Write out every entry precisely as given, leaving the pictures out.

#### Data supplied ####

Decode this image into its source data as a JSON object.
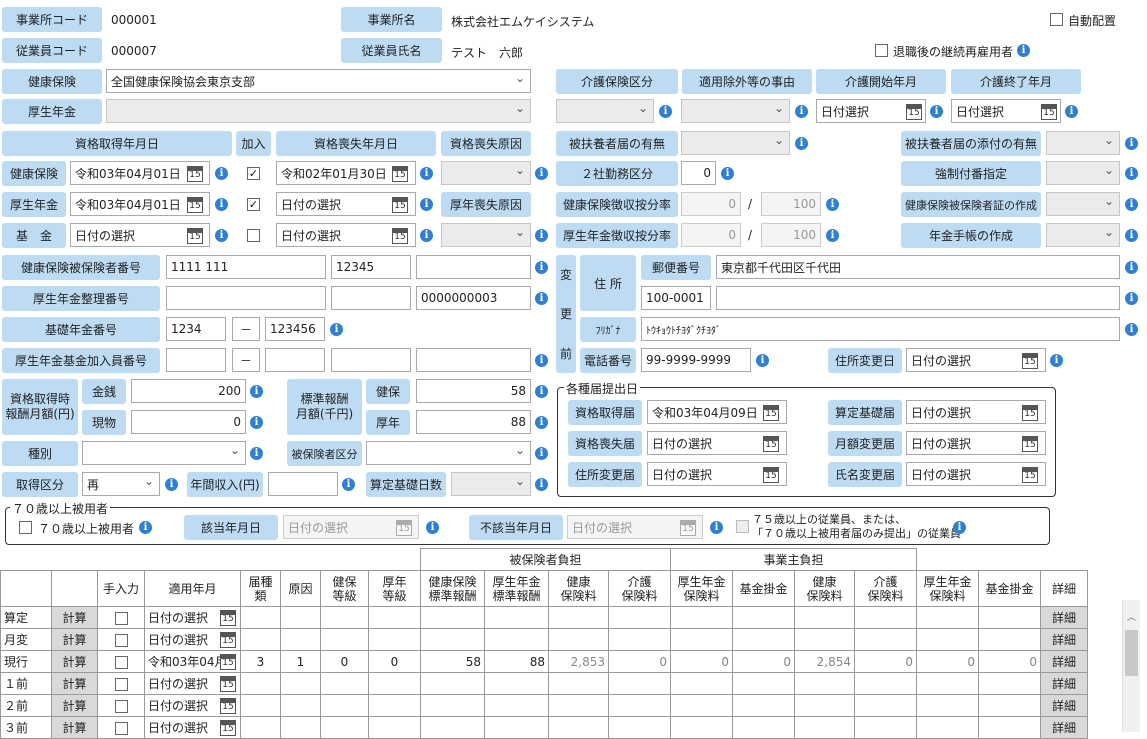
{
  "top": {
    "office_code_label": "事業所コード",
    "office_code": "000001",
    "office_name_label": "事業所名",
    "office_name": "株式会社エムケイシステム",
    "auto_place": "自動配置",
    "emp_code_label": "従業員コード",
    "emp_code": "000007",
    "emp_name_label": "従業員氏名",
    "emp_name": "テスト　六郎",
    "rehire": "退職後の継続再雇用者"
  },
  "ins": {
    "health_label": "健康保険",
    "health_value": "全国健康保険協会東京支部",
    "pension_label": "厚生年金",
    "care_div": "介護保険区分",
    "exempt_reason": "適用除外等の事由",
    "care_start": "介護開始年月",
    "care_end": "介護終了年月",
    "date_select": "日付選択"
  },
  "qual": {
    "acq_date": "資格取得年月日",
    "join": "加入",
    "loss_date": "資格喪失年月日",
    "loss_reason": "資格喪失原因",
    "health": "健康保険",
    "pension": "厚生年金",
    "fund": "基　金",
    "h_acq": "令和03年04月01日",
    "p_acq": "令和03年04月01日",
    "f_acq": "日付の選択",
    "h_loss": "令和02年01月30日",
    "p_loss": "日付の選択",
    "f_loss": "日付の選択",
    "pension_loss_reason": "厚年喪失原因",
    "dep_notice": "被扶養者届の有無",
    "dep_attach": "被扶養者届の添付の有無",
    "two_work": "２社勤務区分",
    "two_work_value": "0",
    "forced_num": "強制付番指定",
    "h_ratio": "健康保険徴収按分率",
    "p_ratio": "厚生年金徴収按分率",
    "zero": "0",
    "hundred": "100",
    "slash": "/",
    "h_card": "健康保険被保険者証の作成",
    "p_book": "年金手帳の作成"
  },
  "numbers": {
    "h_insured": "健康保険被保険者番号",
    "h_insured_1": "1111 111",
    "h_insured_2": "12345",
    "p_org": "厚生年金整理番号",
    "p_org_3": "0000000003",
    "basic": "基礎年金番号",
    "basic_1": "1234",
    "basic_2": "123456",
    "dash": "－",
    "fund_member": "厚生年金基金加入員番号"
  },
  "address": {
    "change": [
      "変",
      "更",
      "前"
    ],
    "addr": "住 所",
    "zip_label": "郵便番号",
    "zip": "100-0001",
    "addr1": "東京都千代田区千代田",
    "kana_label": "ﾌﾘｶﾞﾅ",
    "kana": "ﾄｳｷｮｳﾄﾁﾖﾀﾞｸﾁﾖﾀﾞ",
    "phone_label": "電話番号",
    "phone": "99-9999-9999",
    "addr_change": "住所変更日",
    "addr_change_val": "日付の選択"
  },
  "pay": {
    "acq_pay": "資格取得時\n報酬月額(円)",
    "cash": "金銭",
    "cash_val": "200",
    "goods": "現物",
    "goods_val": "0",
    "std": "標準報酬\n月額(千円)",
    "kenpo": "健保",
    "kenpo_val": "58",
    "kounen": "厚年",
    "kounen_val": "88",
    "kind": "種別",
    "insured_div": "被保険者区分",
    "acq_div": "取得区分",
    "acq_div_val": "再",
    "annual": "年間収入(円)",
    "calc_days": "算定基礎日数"
  },
  "notices": {
    "title": "各種届提出日",
    "acq": "資格取得届",
    "acq_val": "令和03年04月09日",
    "loss": "資格喪失届",
    "loss_val": "日付の選択",
    "addr": "住所変更届",
    "addr_val": "日付の選択",
    "calc": "算定基礎届",
    "calc_val": "日付の選択",
    "monthly": "月額変更届",
    "monthly_val": "日付の選択",
    "name": "氏名変更届",
    "name_val": "日付の選択"
  },
  "over70": {
    "title": "７０歳以上被用者",
    "check": "７０歳以上被用者",
    "applic": "該当年月日",
    "applic_val": "日付の選択",
    "nonapplic": "不該当年月日",
    "nonapplic_val": "日付の選択",
    "note": "７５歳以上の従業員、または、\n「７０歳以上被用者届のみ提出」の従業員"
  },
  "table": {
    "group1": "被保険者負担",
    "group2": "事業主負担",
    "headers": [
      "手入力",
      "適用年月",
      "届種類",
      "原因",
      "健保\n等級",
      "厚年\n等級",
      "健康保険\n標準報酬",
      "厚生年金\n標準報酬",
      "健康\n保険料",
      "介護\n保険料",
      "厚生年金\n保険料",
      "基金掛金",
      "健康\n保険料",
      "介護\n保険料",
      "厚生年金\n保険料",
      "基金掛金",
      "詳細"
    ],
    "rows": [
      {
        "label": "算定",
        "calc": "計算",
        "date": "日付の選択",
        "kind": "",
        "reason": "",
        "hg": "",
        "pg": "",
        "hs": "",
        "ps": "",
        "e1": "",
        "e2": "",
        "e3": "",
        "e4": "",
        "r1": "",
        "r2": "",
        "r3": "",
        "r4": "",
        "detail": "詳細"
      },
      {
        "label": "月変",
        "calc": "計算",
        "date": "日付の選択",
        "kind": "",
        "reason": "",
        "hg": "",
        "pg": "",
        "hs": "",
        "ps": "",
        "e1": "",
        "e2": "",
        "e3": "",
        "e4": "",
        "r1": "",
        "r2": "",
        "r3": "",
        "r4": "",
        "detail": "詳細"
      },
      {
        "label": "現行",
        "calc": "計算",
        "date": "令和03年04月",
        "kind": "3",
        "reason": "1",
        "hg": "0",
        "pg": "0",
        "hs": "58",
        "ps": "88",
        "e1": "2,853",
        "e2": "0",
        "e3": "0",
        "e4": "0",
        "r1": "2,854",
        "r2": "0",
        "r3": "0",
        "r4": "0",
        "detail": "詳細"
      },
      {
        "label": "１前",
        "calc": "計算",
        "date": "日付の選択",
        "kind": "",
        "reason": "",
        "hg": "",
        "pg": "",
        "hs": "",
        "ps": "",
        "e1": "",
        "e2": "",
        "e3": "",
        "e4": "",
        "r1": "",
        "r2": "",
        "r3": "",
        "r4": "",
        "detail": "詳細"
      },
      {
        "label": "２前",
        "calc": "計算",
        "date": "日付の選択",
        "kind": "",
        "reason": "",
        "hg": "",
        "pg": "",
        "hs": "",
        "ps": "",
        "e1": "",
        "e2": "",
        "e3": "",
        "e4": "",
        "r1": "",
        "r2": "",
        "r3": "",
        "r4": "",
        "detail": "詳細"
      },
      {
        "label": "３前",
        "calc": "計算",
        "date": "日付の選択",
        "kind": "",
        "reason": "",
        "hg": "",
        "pg": "",
        "hs": "",
        "ps": "",
        "e1": "",
        "e2": "",
        "e3": "",
        "e4": "",
        "r1": "",
        "r2": "",
        "r3": "",
        "r4": "",
        "detail": "詳細"
      }
    ]
  }
}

####

### Result for this task
Decode this image into its source data as a JSON object.
{
  "top": {
    "office_code_label": "事業所コード",
    "office_code": "000001",
    "office_name_label": "事業所名",
    "office_name": "株式会社エムケイシステム",
    "auto_place": "自動配置",
    "emp_code_label": "従業員コード",
    "emp_code": "000007",
    "emp_name_label": "従業員氏名",
    "emp_name": "テスト　六郎",
    "rehire": "退職後の継続再雇用者"
  },
  "ins": {
    "health_label": "健康保険",
    "health_value": "全国健康保険協会東京支部",
    "pension_label": "厚生年金",
    "care_div": "介護保険区分",
    "exempt_reason": "適用除外等の事由",
    "care_start": "介護開始年月",
    "care_end": "介護終了年月",
    "date_select": "日付選択"
  },
  "qual": {
    "acq_date": "資格取得年月日",
    "join": "加入",
    "loss_date": "資格喪失年月日",
    "loss_reason": "資格喪失原因",
    "health": "健康保険",
    "pension": "厚生年金",
    "fund": "基　金",
    "h_acq": "令和03年04月01日",
    "p_acq": "令和03年04月01日",
    "f_acq": "日付の選択",
    "h_loss": "令和02年01月30日",
    "p_loss": "日付の選択",
    "f_loss": "日付の選択",
    "pension_loss_reason": "厚年喪失原因",
    "dep_notice": "被扶養者届の有無",
    "dep_attach": "被扶養者届の添付の有無",
    "two_work": "２社勤務区分",
    "two_work_value": "0",
    "forced_num": "強制付番指定",
    "h_ratio": "健康保険徴収按分率",
    "p_ratio": "厚生年金徴収按分率",
    "zero": "0",
    "hundred": "100",
    "slash": "/",
    "h_card": "健康保険被保険者証の作成",
    "p_book": "年金手帳の作成"
  },
  "numbers": {
    "h_insured": "健康保険被保険者番号",
    "h_insured_1": "1111 111",
    "h_insured_2": "12345",
    "p_org": "厚生年金整理番号",
    "p_org_3": "0000000003",
    "basic": "基礎年金番号",
    "basic_1": "1234",
    "basic_2": "123456",
    "dash": "－",
    "fund_member": "厚生年金基金加入員番号"
  },
  "address": {
    "change": [
      "変",
      "更",
      "前"
    ],
    "addr": "住 所",
    "zip_label": "郵便番号",
    "zip": "100-0001",
    "addr1": "東京都千代田区千代田",
    "kana_label": "ﾌﾘｶﾞﾅ",
    "kana": "ﾄｳｷｮｳﾄﾁﾖﾀﾞｸﾁﾖﾀﾞ",
    "phone_label": "電話番号",
    "phone": "99-9999-9999",
    "addr_change": "住所変更日",
    "addr_change_val": "日付の選択"
  },
  "pay": {
    "acq_pay": "資格取得時\n報酬月額(円)",
    "cash": "金銭",
    "cash_val": "200",
    "goods": "現物",
    "goods_val": "0",
    "std": "標準報酬\n月額(千円)",
    "kenpo": "健保",
    "kenpo_val": "58",
    "kounen": "厚年",
    "kounen_val": "88",
    "kind": "種別",
    "insured_div": "被保険者区分",
    "acq_div": "取得区分",
    "acq_div_val": "再",
    "annual": "年間収入(円)",
    "calc_days": "算定基礎日数"
  },
  "notices": {
    "title": "各種届提出日",
    "acq": "資格取得届",
    "acq_val": "令和03年04月09日",
    "loss": "資格喪失届",
    "loss_val": "日付の選択",
    "addr": "住所変更届",
    "addr_val": "日付の選択",
    "calc": "算定基礎届",
    "calc_val": "日付の選択",
    "monthly": "月額変更届",
    "monthly_val": "日付の選択",
    "name": "氏名変更届",
    "name_val": "日付の選択"
  },
  "over70": {
    "title": "７０歳以上被用者",
    "check": "７０歳以上被用者",
    "applic": "該当年月日",
    "applic_val": "日付の選択",
    "nonapplic": "不該当年月日",
    "nonapplic_val": "日付の選択",
    "note": "７５歳以上の従業員、または、\n「７０歳以上被用者届のみ提出」の従業員"
  },
  "table": {
    "group1": "被保険者負担",
    "group2": "事業主負担",
    "headers": [
      "手入力",
      "適用年月",
      "届種類",
      "原因",
      "健保\n等級",
      "厚年\n等級",
      "健康保険\n標準報酬",
      "厚生年金\n標準報酬",
      "健康\n保険料",
      "介護\n保険料",
      "厚生年金\n保険料",
      "基金掛金",
      "健康\n保険料",
      "介護\n保険料",
      "厚生年金\n保険料",
      "基金掛金",
      "詳細"
    ],
    "rows": [
      {
        "label": "算定",
        "calc": "計算",
        "date": "日付の選択",
        "kind": "",
        "reason": "",
        "hg": "",
        "pg": "",
        "hs": "",
        "ps": "",
        "e1": "",
        "e2": "",
        "e3": "",
        "e4": "",
        "r1": "",
        "r2": "",
        "r3": "",
        "r4": "",
        "detail": "詳細"
      },
      {
        "label": "月変",
        "calc": "計算",
        "date": "日付の選択",
        "kind": "",
        "reason": "",
        "hg": "",
        "pg": "",
        "hs": "",
        "ps": "",
        "e1": "",
        "e2": "",
        "e3": "",
        "e4": "",
        "r1": "",
        "r2": "",
        "r3": "",
        "r4": "",
        "detail": "詳細"
      },
      {
        "label": "現行",
        "calc": "計算",
        "date": "令和03年04月",
        "kind": "3",
        "reason": "1",
        "hg": "0",
        "pg": "0",
        "hs": "58",
        "ps": "88",
        "e1": "2,853",
        "e2": "0",
        "e3": "0",
        "e4": "0",
        "r1": "2,854",
        "r2": "0",
        "r3": "0",
        "r4": "0",
        "detail": "詳細"
      },
      {
        "label": "１前",
        "calc": "計算",
        "date": "日付の選択",
        "kind": "",
        "reason": "",
        "hg": "",
        "pg": "",
        "hs": "",
        "ps": "",
        "e1": "",
        "e2": "",
        "e3": "",
        "e4": "",
        "r1": "",
        "r2": "",
        "r3": "",
        "r4": "",
        "detail": "詳細"
      },
      {
        "label": "２前",
        "calc": "計算",
        "date": "日付の選択",
        "kind": "",
        "reason": "",
        "hg": "",
        "pg": "",
        "hs": "",
        "ps": "",
        "e1": "",
        "e2": "",
        "e3": "",
        "e4": "",
        "r1": "",
        "r2": "",
        "r3": "",
        "r4": "",
        "detail": "詳細"
      },
      {
        "label": "３前",
        "calc": "計算",
        "date": "日付の選択",
        "kind": "",
        "reason": "",
        "hg": "",
        "pg": "",
        "hs": "",
        "ps": "",
        "e1": "",
        "e2": "",
        "e3": "",
        "e4": "",
        "r1": "",
        "r2": "",
        "r3": "",
        "r4": "",
        "detail": "詳細"
      }
    ]
  }
}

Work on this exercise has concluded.